Stored records:
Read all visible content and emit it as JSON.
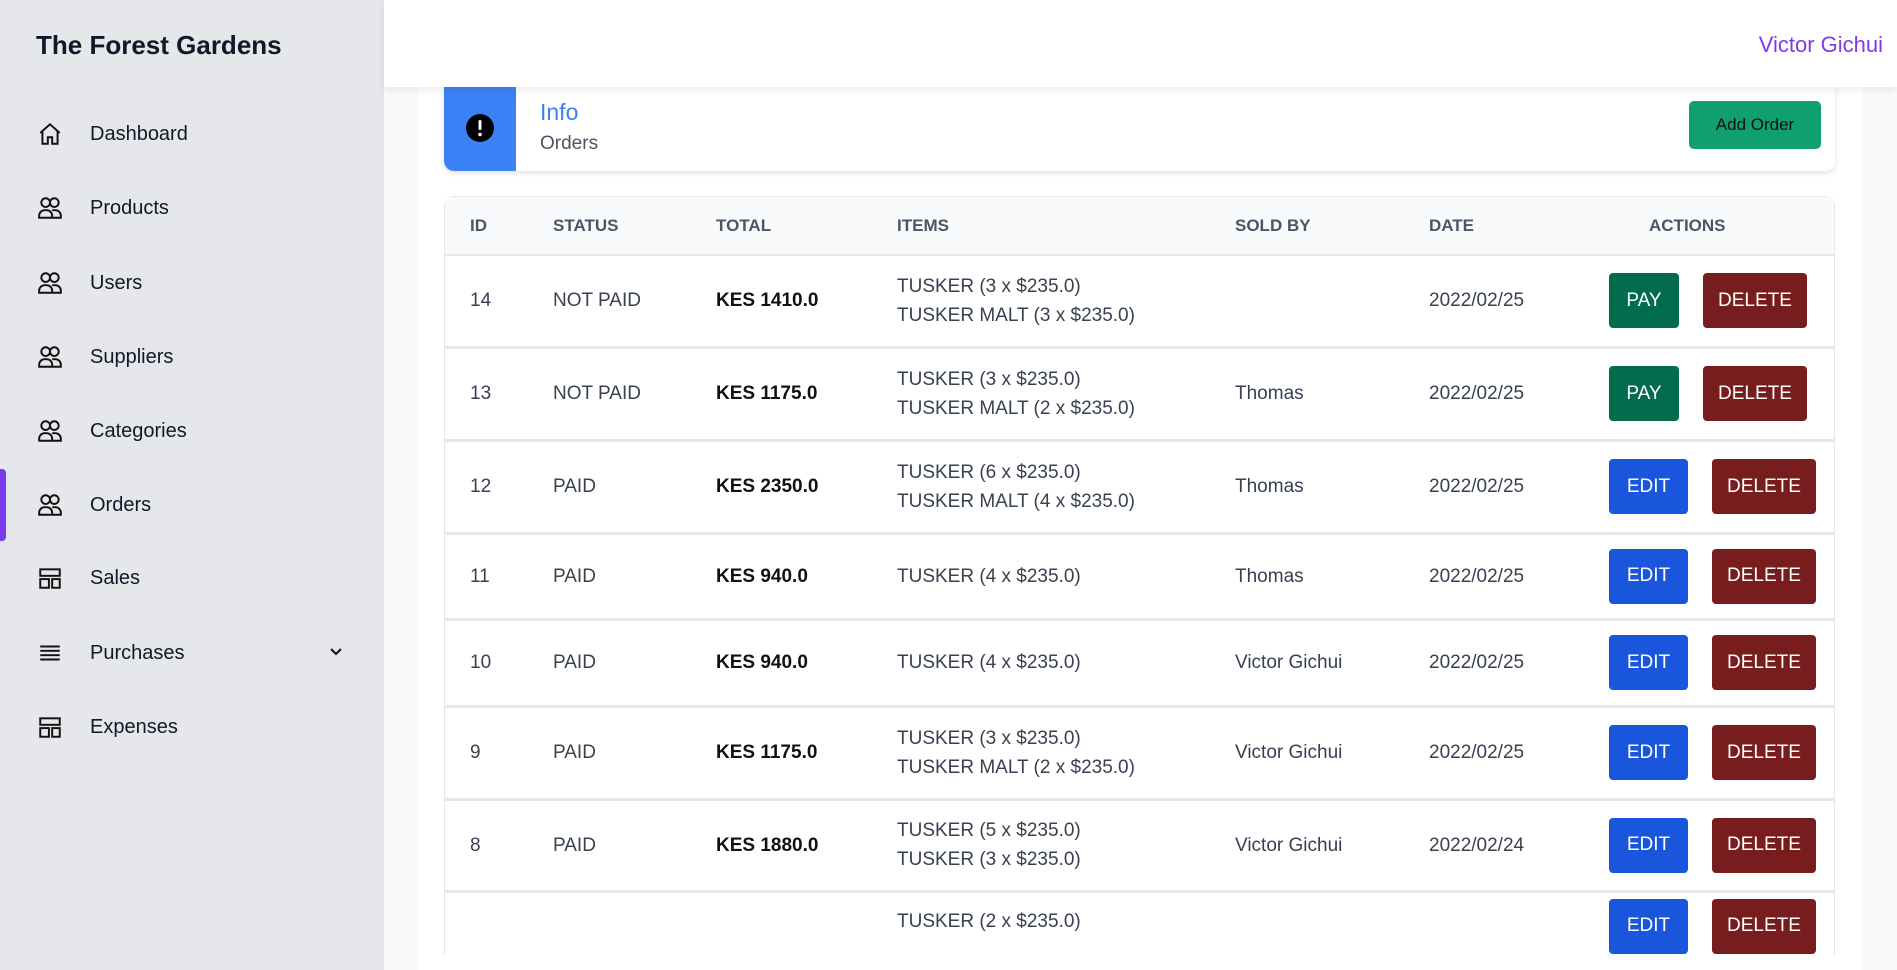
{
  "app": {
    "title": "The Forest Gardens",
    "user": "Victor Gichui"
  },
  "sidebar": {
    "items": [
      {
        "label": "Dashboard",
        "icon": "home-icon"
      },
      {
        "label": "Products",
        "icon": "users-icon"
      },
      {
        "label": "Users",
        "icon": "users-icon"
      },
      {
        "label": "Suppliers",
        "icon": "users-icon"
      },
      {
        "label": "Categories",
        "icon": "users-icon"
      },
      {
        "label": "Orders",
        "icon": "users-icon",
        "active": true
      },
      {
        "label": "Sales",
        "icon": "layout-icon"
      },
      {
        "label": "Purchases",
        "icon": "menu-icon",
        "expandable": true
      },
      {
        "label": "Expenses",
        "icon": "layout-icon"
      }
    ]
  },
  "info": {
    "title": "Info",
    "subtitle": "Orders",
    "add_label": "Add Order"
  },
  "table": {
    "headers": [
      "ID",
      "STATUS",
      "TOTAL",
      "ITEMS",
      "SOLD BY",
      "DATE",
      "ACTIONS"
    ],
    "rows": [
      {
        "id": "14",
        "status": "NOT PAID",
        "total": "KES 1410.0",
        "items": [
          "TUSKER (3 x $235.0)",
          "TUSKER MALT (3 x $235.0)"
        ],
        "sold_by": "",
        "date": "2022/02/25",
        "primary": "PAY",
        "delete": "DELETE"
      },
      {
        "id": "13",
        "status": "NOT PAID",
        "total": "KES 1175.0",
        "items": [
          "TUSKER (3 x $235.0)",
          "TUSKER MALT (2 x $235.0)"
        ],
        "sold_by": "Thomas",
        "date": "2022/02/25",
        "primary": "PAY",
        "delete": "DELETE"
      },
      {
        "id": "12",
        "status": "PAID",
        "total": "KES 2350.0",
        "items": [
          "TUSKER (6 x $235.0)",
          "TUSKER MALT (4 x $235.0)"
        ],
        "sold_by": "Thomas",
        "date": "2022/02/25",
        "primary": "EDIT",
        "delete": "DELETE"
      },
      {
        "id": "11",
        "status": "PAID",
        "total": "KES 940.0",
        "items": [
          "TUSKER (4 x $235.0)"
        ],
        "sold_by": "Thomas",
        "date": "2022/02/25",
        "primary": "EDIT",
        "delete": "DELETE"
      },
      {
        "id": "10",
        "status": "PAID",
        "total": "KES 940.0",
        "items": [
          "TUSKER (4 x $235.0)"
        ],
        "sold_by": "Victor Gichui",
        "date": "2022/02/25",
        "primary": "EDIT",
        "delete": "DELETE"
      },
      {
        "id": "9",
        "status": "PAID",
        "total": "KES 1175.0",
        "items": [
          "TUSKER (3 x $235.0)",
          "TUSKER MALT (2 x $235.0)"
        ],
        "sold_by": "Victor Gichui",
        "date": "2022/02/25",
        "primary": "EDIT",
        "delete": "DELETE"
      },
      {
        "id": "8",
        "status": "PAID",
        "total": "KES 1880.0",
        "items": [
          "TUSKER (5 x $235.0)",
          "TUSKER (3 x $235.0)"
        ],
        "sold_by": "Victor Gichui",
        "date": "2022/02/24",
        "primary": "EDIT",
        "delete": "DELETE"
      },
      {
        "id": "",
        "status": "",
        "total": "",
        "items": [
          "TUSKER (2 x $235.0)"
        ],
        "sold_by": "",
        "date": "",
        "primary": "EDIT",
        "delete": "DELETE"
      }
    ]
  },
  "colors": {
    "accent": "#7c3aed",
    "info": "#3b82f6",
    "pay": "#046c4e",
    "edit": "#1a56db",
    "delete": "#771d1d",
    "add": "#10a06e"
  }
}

## Task to carry out
Copy out the listing exactly as it stands, but not the pictures.

## Exercise output
Read all visible content and emit it as JSON.
{
  "app": {
    "title": "The Forest Gardens",
    "user": "Victor Gichui"
  },
  "sidebar": {
    "items": [
      {
        "label": "Dashboard",
        "icon": "home-icon"
      },
      {
        "label": "Products",
        "icon": "users-icon"
      },
      {
        "label": "Users",
        "icon": "users-icon"
      },
      {
        "label": "Suppliers",
        "icon": "users-icon"
      },
      {
        "label": "Categories",
        "icon": "users-icon"
      },
      {
        "label": "Orders",
        "icon": "users-icon",
        "active": true
      },
      {
        "label": "Sales",
        "icon": "layout-icon"
      },
      {
        "label": "Purchases",
        "icon": "menu-icon",
        "expandable": true
      },
      {
        "label": "Expenses",
        "icon": "layout-icon"
      }
    ]
  },
  "info": {
    "title": "Info",
    "subtitle": "Orders",
    "add_label": "Add Order"
  },
  "table": {
    "headers": [
      "ID",
      "STATUS",
      "TOTAL",
      "ITEMS",
      "SOLD BY",
      "DATE",
      "ACTIONS"
    ],
    "rows": [
      {
        "id": "14",
        "status": "NOT PAID",
        "total": "KES 1410.0",
        "items": [
          "TUSKER (3 x $235.0)",
          "TUSKER MALT (3 x $235.0)"
        ],
        "sold_by": "",
        "date": "2022/02/25",
        "primary": "PAY",
        "delete": "DELETE"
      },
      {
        "id": "13",
        "status": "NOT PAID",
        "total": "KES 1175.0",
        "items": [
          "TUSKER (3 x $235.0)",
          "TUSKER MALT (2 x $235.0)"
        ],
        "sold_by": "Thomas",
        "date": "2022/02/25",
        "primary": "PAY",
        "delete": "DELETE"
      },
      {
        "id": "12",
        "status": "PAID",
        "total": "KES 2350.0",
        "items": [
          "TUSKER (6 x $235.0)",
          "TUSKER MALT (4 x $235.0)"
        ],
        "sold_by": "Thomas",
        "date": "2022/02/25",
        "primary": "EDIT",
        "delete": "DELETE"
      },
      {
        "id": "11",
        "status": "PAID",
        "total": "KES 940.0",
        "items": [
          "TUSKER (4 x $235.0)"
        ],
        "sold_by": "Thomas",
        "date": "2022/02/25",
        "primary": "EDIT",
        "delete": "DELETE"
      },
      {
        "id": "10",
        "status": "PAID",
        "total": "KES 940.0",
        "items": [
          "TUSKER (4 x $235.0)"
        ],
        "sold_by": "Victor Gichui",
        "date": "2022/02/25",
        "primary": "EDIT",
        "delete": "DELETE"
      },
      {
        "id": "9",
        "status": "PAID",
        "total": "KES 1175.0",
        "items": [
          "TUSKER (3 x $235.0)",
          "TUSKER MALT (2 x $235.0)"
        ],
        "sold_by": "Victor Gichui",
        "date": "2022/02/25",
        "primary": "EDIT",
        "delete": "DELETE"
      },
      {
        "id": "8",
        "status": "PAID",
        "total": "KES 1880.0",
        "items": [
          "TUSKER (5 x $235.0)",
          "TUSKER (3 x $235.0)"
        ],
        "sold_by": "Victor Gichui",
        "date": "2022/02/24",
        "primary": "EDIT",
        "delete": "DELETE"
      },
      {
        "id": "",
        "status": "",
        "total": "",
        "items": [
          "TUSKER (2 x $235.0)"
        ],
        "sold_by": "",
        "date": "",
        "primary": "EDIT",
        "delete": "DELETE"
      }
    ]
  },
  "colors": {
    "accent": "#7c3aed",
    "info": "#3b82f6",
    "pay": "#046c4e",
    "edit": "#1a56db",
    "delete": "#771d1d",
    "add": "#10a06e"
  }
}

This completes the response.